— START OF Stored rows —

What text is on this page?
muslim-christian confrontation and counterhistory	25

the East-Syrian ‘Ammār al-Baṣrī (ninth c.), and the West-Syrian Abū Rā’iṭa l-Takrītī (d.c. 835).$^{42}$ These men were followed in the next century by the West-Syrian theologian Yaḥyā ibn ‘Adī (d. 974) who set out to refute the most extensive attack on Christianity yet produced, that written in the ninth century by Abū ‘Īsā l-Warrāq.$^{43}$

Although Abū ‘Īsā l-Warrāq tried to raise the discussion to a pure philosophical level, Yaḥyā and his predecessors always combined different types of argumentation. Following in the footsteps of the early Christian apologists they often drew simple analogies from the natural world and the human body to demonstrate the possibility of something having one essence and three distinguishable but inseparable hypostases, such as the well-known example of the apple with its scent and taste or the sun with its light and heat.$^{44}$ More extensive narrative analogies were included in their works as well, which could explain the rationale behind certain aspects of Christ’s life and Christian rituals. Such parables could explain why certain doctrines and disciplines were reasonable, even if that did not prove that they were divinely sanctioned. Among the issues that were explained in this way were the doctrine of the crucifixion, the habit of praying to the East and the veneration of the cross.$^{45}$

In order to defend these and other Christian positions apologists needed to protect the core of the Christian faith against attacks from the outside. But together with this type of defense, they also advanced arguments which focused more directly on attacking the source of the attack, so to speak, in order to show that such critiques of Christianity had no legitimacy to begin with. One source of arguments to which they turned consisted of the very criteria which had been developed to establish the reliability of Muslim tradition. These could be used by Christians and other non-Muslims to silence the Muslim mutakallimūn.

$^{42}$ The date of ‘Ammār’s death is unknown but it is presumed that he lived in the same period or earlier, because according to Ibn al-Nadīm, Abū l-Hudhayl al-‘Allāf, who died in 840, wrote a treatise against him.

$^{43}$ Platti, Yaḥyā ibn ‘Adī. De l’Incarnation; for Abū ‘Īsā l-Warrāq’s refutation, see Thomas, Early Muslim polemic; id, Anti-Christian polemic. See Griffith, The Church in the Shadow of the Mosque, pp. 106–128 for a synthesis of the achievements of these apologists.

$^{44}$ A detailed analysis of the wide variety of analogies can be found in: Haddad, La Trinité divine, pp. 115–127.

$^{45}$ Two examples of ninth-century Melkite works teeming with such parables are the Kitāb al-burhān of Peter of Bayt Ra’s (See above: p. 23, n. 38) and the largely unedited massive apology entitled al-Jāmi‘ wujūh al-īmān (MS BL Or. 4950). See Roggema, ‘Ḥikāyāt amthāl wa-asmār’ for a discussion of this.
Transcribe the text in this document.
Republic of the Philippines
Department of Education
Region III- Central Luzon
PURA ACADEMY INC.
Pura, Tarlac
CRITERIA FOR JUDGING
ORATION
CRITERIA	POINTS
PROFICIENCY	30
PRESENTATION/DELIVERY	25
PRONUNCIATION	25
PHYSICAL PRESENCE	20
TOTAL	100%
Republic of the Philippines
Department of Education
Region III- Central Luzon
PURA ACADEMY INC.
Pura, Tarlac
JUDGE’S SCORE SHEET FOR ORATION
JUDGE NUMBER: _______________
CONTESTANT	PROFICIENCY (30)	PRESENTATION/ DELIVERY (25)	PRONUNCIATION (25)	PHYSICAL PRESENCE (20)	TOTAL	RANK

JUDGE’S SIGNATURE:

— END OF Stored rows —

Reproduce all of the entries word for word.

- Task answer
What text is on this page?
muslim-christian confrontation and counterhistory	25

the East-Syrian ‘Ammār al-Baṣrī (ninth c.), and the West-Syrian Abū Rā’iṭa l-Takrītī (d.c. 835).$^{42}$ These men were followed in the next century by the West-Syrian theologian Yaḥyā ibn ‘Adī (d. 974) who set out to refute the most extensive attack on Christianity yet produced, that written in the ninth century by Abū ‘Īsā l-Warrāq.$^{43}$

Although Abū ‘Īsā l-Warrāq tried to raise the discussion to a pure philosophical level, Yaḥyā and his predecessors always combined different types of argumentation. Following in the footsteps of the early Christian apologists they often drew simple analogies from the natural world and the human body to demonstrate the possibility of something having one essence and three distinguishable but inseparable hypostases, such as the well-known example of the apple with its scent and taste or the sun with its light and heat.$^{44}$ More extensive narrative analogies were included in their works as well, which could explain the rationale behind certain aspects of Christ’s life and Christian rituals. Such parables could explain why certain doctrines and disciplines were reasonable, even if that did not prove that they were divinely sanctioned. Among the issues that were explained in this way were the doctrine of the crucifixion, the habit of praying to the East and the veneration of the cross.$^{45}$

In order to defend these and other Christian positions apologists needed to protect the core of the Christian faith against attacks from the outside. But together with this type of defense, they also advanced arguments which focused more directly on attacking the source of the attack, so to speak, in order to show that such critiques of Christianity had no legitimacy to begin with. One source of arguments to which they turned consisted of the very criteria which had been developed to establish the reliability of Muslim tradition. These could be used by Christians and other non-Muslims to silence the Muslim mutakallimūn.

$^{42}$ The date of ‘Ammār’s death is unknown but it is presumed that he lived in the same period or earlier, because according to Ibn al-Nadīm, Abū l-Hudhayl al-‘Allāf, who died in 840, wrote a treatise against him.

$^{43}$ Platti, Yaḥyā ibn ‘Adī. De l’Incarnation; for Abū ‘Īsā l-Warrāq’s refutation, see Thomas, Early Muslim polemic; id, Anti-Christian polemic. See Griffith, The Church in the Shadow of the Mosque, pp. 106–128 for a synthesis of the achievements of these apologists.

$^{44}$ A detailed analysis of the wide variety of analogies can be found in: Haddad, La Trinité divine, pp. 115–127.

$^{45}$ Two examples of ninth-century Melkite works teeming with such parables are the Kitāb al-burhān of Peter of Bayt Ra’s (See above: p. 23, n. 38) and the largely unedited massive apology entitled al-Jāmi‘ wujūh al-īmān (MS BL Or. 4950). See Roggema, ‘Ḥikāyāt amthāl wa-asmār’ for a discussion of this.
Transcribe the text in this document.
Republic of the Philippines
Department of Education
Region III- Central Luzon
PURA ACADEMY INC.
Pura, Tarlac
CRITERIA FOR JUDGING
ORATION
CRITERIA	POINTS
PROFICIENCY	30
PRESENTATION/DELIVERY	25
PRONUNCIATION	25
PHYSICAL PRESENCE	20
TOTAL	100%
Republic of the Philippines
Department of Education
Region III- Central Luzon
PURA ACADEMY INC.
Pura, Tarlac
JUDGE’S SCORE SHEET FOR ORATION
JUDGE NUMBER: _______________
CONTESTANT	PROFICIENCY (30)	PRESENTATION/ DELIVERY (25)	PRONUNCIATION (25)	PHYSICAL PRESENCE (20)	TOTAL	RANK

JUDGE’S SIGNATURE:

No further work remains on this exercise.